DATA FOR THIS TASK –
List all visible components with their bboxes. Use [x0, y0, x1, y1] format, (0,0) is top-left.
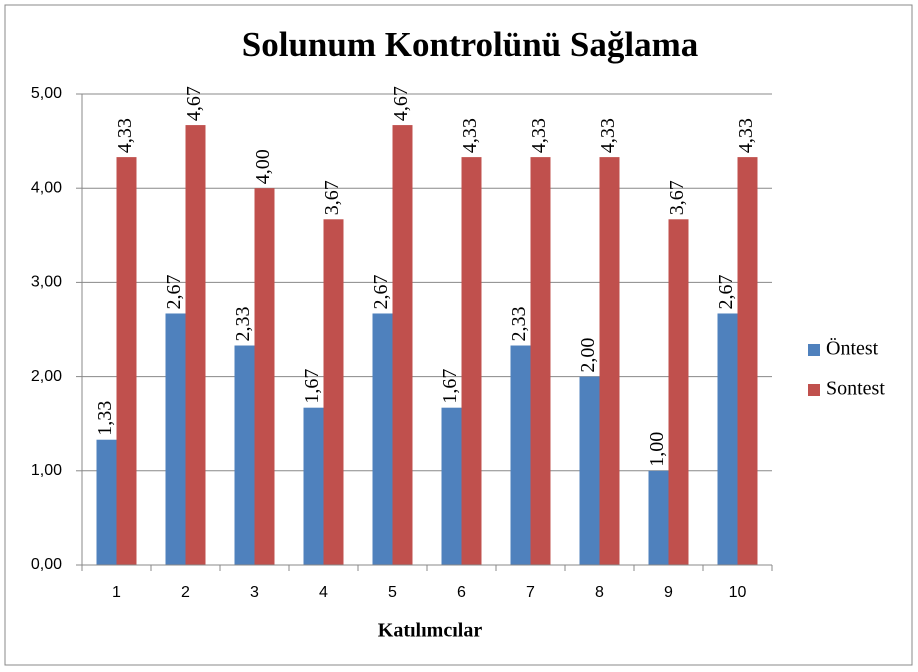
- x-tick-label: 6: [457, 584, 466, 601]
- bar: [461, 157, 482, 565]
- value-label: 2,67: [370, 274, 392, 309]
- chart-border: [4, 4, 913, 666]
- value-label: 1,33: [94, 401, 116, 436]
- legend-swatch: [808, 384, 820, 396]
- bar: [441, 407, 462, 565]
- value-label: 1,67: [439, 369, 461, 404]
- x-tick-label: 2: [181, 584, 190, 601]
- x-tick-label: 5: [388, 584, 397, 601]
- value-label: 4,33: [735, 118, 757, 153]
- y-tick-label: 1,00: [31, 462, 62, 479]
- value-label: 4,33: [459, 118, 481, 153]
- bar: [165, 313, 186, 565]
- legend-swatch: [808, 344, 820, 356]
- x-tick-label: 1: [112, 584, 121, 601]
- value-label: 4,33: [528, 118, 550, 153]
- bar: [96, 439, 117, 565]
- bar: [323, 219, 344, 565]
- value-label: 2,00: [577, 338, 599, 373]
- x-tick-label: 4: [319, 584, 328, 601]
- y-tick-label: 4,00: [31, 179, 62, 196]
- bar: [116, 157, 137, 565]
- bar: [599, 157, 620, 565]
- value-label: 4,67: [390, 86, 412, 121]
- bar: [392, 125, 413, 565]
- bar: [372, 313, 393, 565]
- value-label: 1,00: [646, 432, 668, 467]
- value-label: 1,67: [301, 369, 323, 404]
- bar: [530, 157, 551, 565]
- value-label: 4,67: [183, 86, 205, 121]
- x-tick-label: 10: [729, 584, 747, 601]
- bar: [185, 125, 206, 565]
- value-label: 2,67: [715, 274, 737, 309]
- bar: [737, 157, 758, 565]
- value-label: 3,67: [666, 180, 688, 215]
- value-label: 4,33: [114, 118, 136, 153]
- bar: [234, 345, 255, 565]
- x-tick-label: 9: [664, 584, 673, 601]
- bar: [510, 345, 531, 565]
- y-tick-label: 0,00: [31, 556, 62, 573]
- x-tick-label: 7: [526, 584, 535, 601]
- bar: [668, 219, 689, 565]
- legend-label: Öntest: [826, 337, 879, 360]
- value-label: 2,33: [508, 307, 530, 342]
- x-axis-label: Katılımcılar: [378, 620, 483, 642]
- legend-label: Sontest: [826, 378, 885, 400]
- bar: [648, 470, 669, 565]
- value-label: 4,00: [252, 149, 274, 184]
- x-tick-label: 3: [250, 584, 259, 601]
- y-tick-label: 3,00: [31, 274, 62, 291]
- value-label: 3,67: [321, 180, 343, 215]
- bar: [717, 313, 738, 565]
- bar: [254, 188, 275, 565]
- bar: [303, 407, 324, 565]
- value-label: 2,67: [163, 274, 185, 309]
- y-tick-label: 2,00: [31, 368, 62, 385]
- chart-title: Solunum Kontrolünü Sağlama: [242, 25, 698, 64]
- x-tick-label: 8: [595, 584, 604, 601]
- value-label: 4,33: [597, 118, 619, 153]
- value-label: 2,33: [232, 307, 254, 342]
- bar: [579, 376, 600, 565]
- y-tick-label: 5,00: [31, 85, 62, 102]
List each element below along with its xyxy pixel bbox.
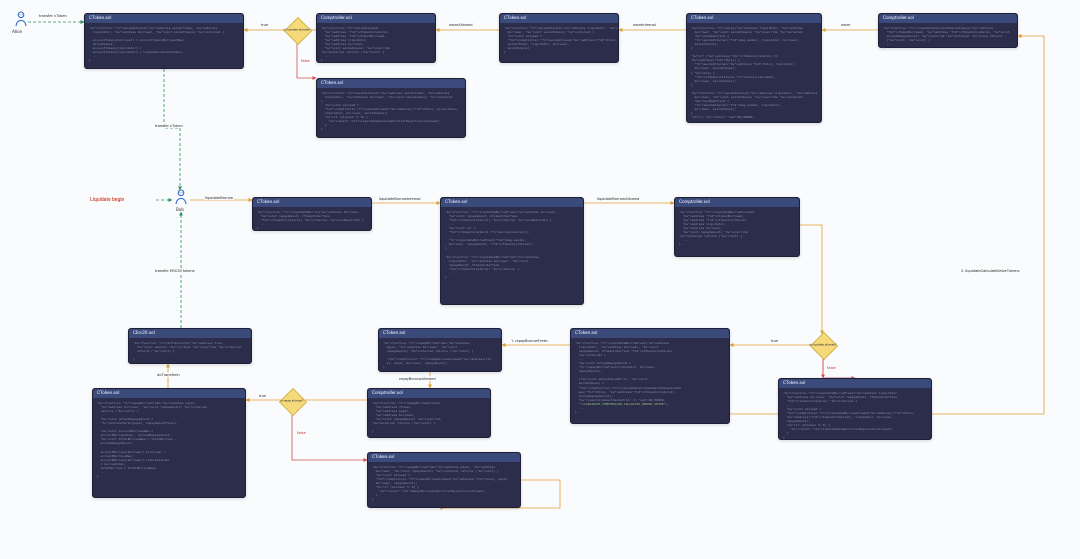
node-title: CToken.sol xyxy=(500,14,618,23)
node-title: CToken.sol xyxy=(441,198,583,207)
node-ctoken-repayborrowfresh-call: CToken.sol "kw">function "fn">repayBorro… xyxy=(378,328,502,372)
edge-label-seizeinternal: seizeInternal xyxy=(632,22,657,27)
edge-label-false-1: false xyxy=(300,58,311,63)
node-comptroller-seizeallowed: Comptroller.sol "kw">function "fn">seize… xyxy=(316,13,436,63)
node-body: "kw">function "fn">seizeInternal("kw">ad… xyxy=(500,23,618,57)
node-body: "kw">function "fn">seizeAllowed( "kw">ad… xyxy=(317,23,435,65)
node-ctoken-seize: CToken.sol "kw">function "fn">seize("kw"… xyxy=(686,13,822,123)
node-ctoken-liquidateborrowfresh2: CToken.sol "kw">function "fn">liquidateB… xyxy=(570,328,730,424)
node-title: CToken.sol xyxy=(779,379,931,388)
node-title: Comptroller.sol xyxy=(675,198,799,207)
node-ctoken-liquidate-err: CToken.sol "kw">function "fn">liquidateB… xyxy=(778,378,932,440)
node-body: "kw">function "fn">seizeInternal("kw">ad… xyxy=(317,88,465,134)
node-comptroller-repayallowed: Comptroller.sol "kw">function "fn">repay… xyxy=(367,388,491,438)
node-ctoken-repay-err: CToken.sol "kw">function "fn">repayBorro… xyxy=(367,452,521,508)
edge-label-transfer-erc20: transfer ERC20 tokens xyxy=(154,268,196,273)
node-title: CToken.sol xyxy=(368,453,520,462)
node-body: "kw">function "fn">liquidateBorrowFresh(… xyxy=(441,207,583,282)
node-title: CToken.sol xyxy=(571,329,729,338)
edge-label-seizeallowed: seizeAllowed xyxy=(448,22,473,27)
node-title: CToken.sol xyxy=(379,329,501,338)
edge-label-liquidateborrow: liquidateBorrow xyxy=(204,195,234,200)
edge-label-true-3: true xyxy=(258,393,267,398)
node-body: "kw">function "fn">liquidateBorrow("kw">… xyxy=(253,207,371,233)
node-cerc20-dotransferin: CErc20.sol "kw">function "fn">doTransfer… xyxy=(128,328,252,364)
node-body: "kw">function "fn">liquidateBorrowFresh(… xyxy=(779,388,931,443)
node-title: CToken.sol xyxy=(253,198,371,207)
edge-label-transfer-ctoken-bob: transfer cToken xyxy=(154,123,184,128)
node-body: "kw">function "fn">repayBorrowFresh("kw"… xyxy=(93,398,245,481)
actor-bob-label: Bob xyxy=(176,208,184,213)
node-title: Comptroller.sol xyxy=(317,14,435,23)
node-comptroller-calcseize: Comptroller.sol "kw">function "fn">liqui… xyxy=(878,13,1018,48)
node-title: CToken.sol xyxy=(687,14,821,23)
node-body: "kw">function "fn">repayBorrowAllowed( "… xyxy=(368,398,490,436)
edge-label-seize: seize xyxy=(840,22,851,27)
actor-alice-label: Alice xyxy=(12,30,22,35)
node-ctoken-liquidateborrowfresh: CToken.sol "kw">function "fn">liquidateB… xyxy=(440,197,584,305)
node-body: "kw">function "fn">liquidateBorrowAllowe… xyxy=(675,207,799,249)
node-title: Comptroller.sol xyxy=(879,14,1017,23)
decision-repay-allowed-label: is repay allowed? xyxy=(277,399,307,402)
node-title: CToken.sol xyxy=(85,14,243,23)
node-ctoken-seizeinternal: CToken.sol "kw">function "fn">seizeInter… xyxy=(499,13,619,63)
edge-label-true-2: true xyxy=(770,338,779,343)
node-body: "kw">function "fn">seize("kw">address li… xyxy=(687,23,821,122)
edge-label-repayborrowallowed: repayBorrowAllowed xyxy=(398,376,437,381)
edge-label-false-2: false xyxy=(826,365,837,370)
edge-label-repayborrowfresh: 1. repayBorrowFresh xyxy=(510,338,549,343)
node-title: CToken.sol xyxy=(317,79,465,88)
liquidate-begin-label: Liquidate begin xyxy=(90,197,124,203)
node-body: "kw">function "fn">doTransferIn("kw">add… xyxy=(129,338,251,364)
decision-liquidate-allowed-label: is liquidate allowed? xyxy=(808,343,838,346)
node-body: "kw">function "fn">repayBorrowFresh("kw"… xyxy=(379,338,501,372)
node-body: "kw">function "fn">liquidateBorrowFresh(… xyxy=(571,338,729,417)
node-body: "kw">function "fn">repayBorrowFresh("kw"… xyxy=(368,462,520,504)
node-title: CErc20.sol xyxy=(129,329,251,338)
edge-label-liquidatecalcseize: 2. liquidateCalculateSeizeTokens xyxy=(960,268,1021,273)
edge-label-liquidateborrowinternal: liquidateBorrowInternal xyxy=(378,196,421,201)
edge-label-false-3: false xyxy=(296,430,307,435)
actor-bob-icon xyxy=(174,188,188,206)
node-comptroller-liquidateallowed: Comptroller.sol "kw">function "fn">liqui… xyxy=(674,197,800,257)
node-ctoken-seize-exec: CToken.sol "kw">function "fn">seizeInter… xyxy=(84,13,244,69)
node-body: "kw">function "fn">seizeInternal("kw">ad… xyxy=(85,23,243,65)
node-ctoken-seize-err: CToken.sol "kw">function "fn">seizeInter… xyxy=(316,78,466,138)
actor-alice-icon xyxy=(14,10,28,28)
edge-label-transfer-ctoken-alice: transfer cToken xyxy=(38,13,68,18)
node-body: "kw">function "fn">liquidateCalculateSei… xyxy=(879,23,1017,53)
decision-seize-allowed-label: is liquidate allowed? xyxy=(282,28,312,31)
edge-label-liquidateborrowallowed: liquidateBorrowAllowed xyxy=(596,196,640,201)
node-ctoken-repayborrowfresh: CToken.sol "kw">function "fn">repayBorro… xyxy=(92,388,246,498)
edge-label-true-1: true xyxy=(260,22,269,27)
node-ctoken-liquidateborrow: CToken.sol "kw">function "fn">liquidateB… xyxy=(252,197,372,231)
node-title: Comptroller.sol xyxy=(368,389,490,398)
node-title: CToken.sol xyxy=(93,389,245,398)
edge-label-dotransferin: doTransferIn xyxy=(156,372,181,377)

TASK PROMPT – Reproduce the records verbatim, starting at the line containing "node-title: CToken.sol xyxy=(500,14,618,23)" and continuing up to and including the line containing "node-title: CToken.sol xyxy=(571,329,729,338)".

TASK ANSWER –
node-title: CToken.sol xyxy=(500,14,618,23)
node-title: CToken.sol xyxy=(441,198,583,207)
node-ctoken-repayborrowfresh-call: CToken.sol "kw">function "fn">repayBorro… xyxy=(378,328,502,372)
edge-label-seizeinternal: seizeInternal xyxy=(632,22,657,27)
edge-label-false-1: false xyxy=(300,58,311,63)
node-comptroller-seizeallowed: Comptroller.sol "kw">function "fn">seize… xyxy=(316,13,436,63)
node-body: "kw">function "fn">seizeInternal("kw">ad… xyxy=(500,23,618,57)
node-body: "kw">function "fn">seizeAllowed( "kw">ad… xyxy=(317,23,435,65)
node-ctoken-seize: CToken.sol "kw">function "fn">seize("kw"… xyxy=(686,13,822,123)
node-ctoken-liquidateborrowfresh2: CToken.sol "kw">function "fn">liquidateB… xyxy=(570,328,730,424)
node-title: CToken.sol xyxy=(779,379,931,388)
node-title: Comptroller.sol xyxy=(675,198,799,207)
node-ctoken-liquidate-err: CToken.sol "kw">function "fn">liquidateB… xyxy=(778,378,932,440)
node-body: "kw">function "fn">seizeInternal("kw">ad… xyxy=(317,88,465,134)
node-comptroller-repayallowed: Comptroller.sol "kw">function "fn">repay… xyxy=(367,388,491,438)
node-ctoken-repay-err: CToken.sol "kw">function "fn">repayBorro… xyxy=(367,452,521,508)
edge-label-transfer-erc20: transfer ERC20 tokens xyxy=(154,268,196,273)
node-title: CToken.sol xyxy=(368,453,520,462)
node-body: "kw">function "fn">liquidateBorrowFresh(… xyxy=(441,207,583,282)
node-title: CToken.sol xyxy=(571,329,729,338)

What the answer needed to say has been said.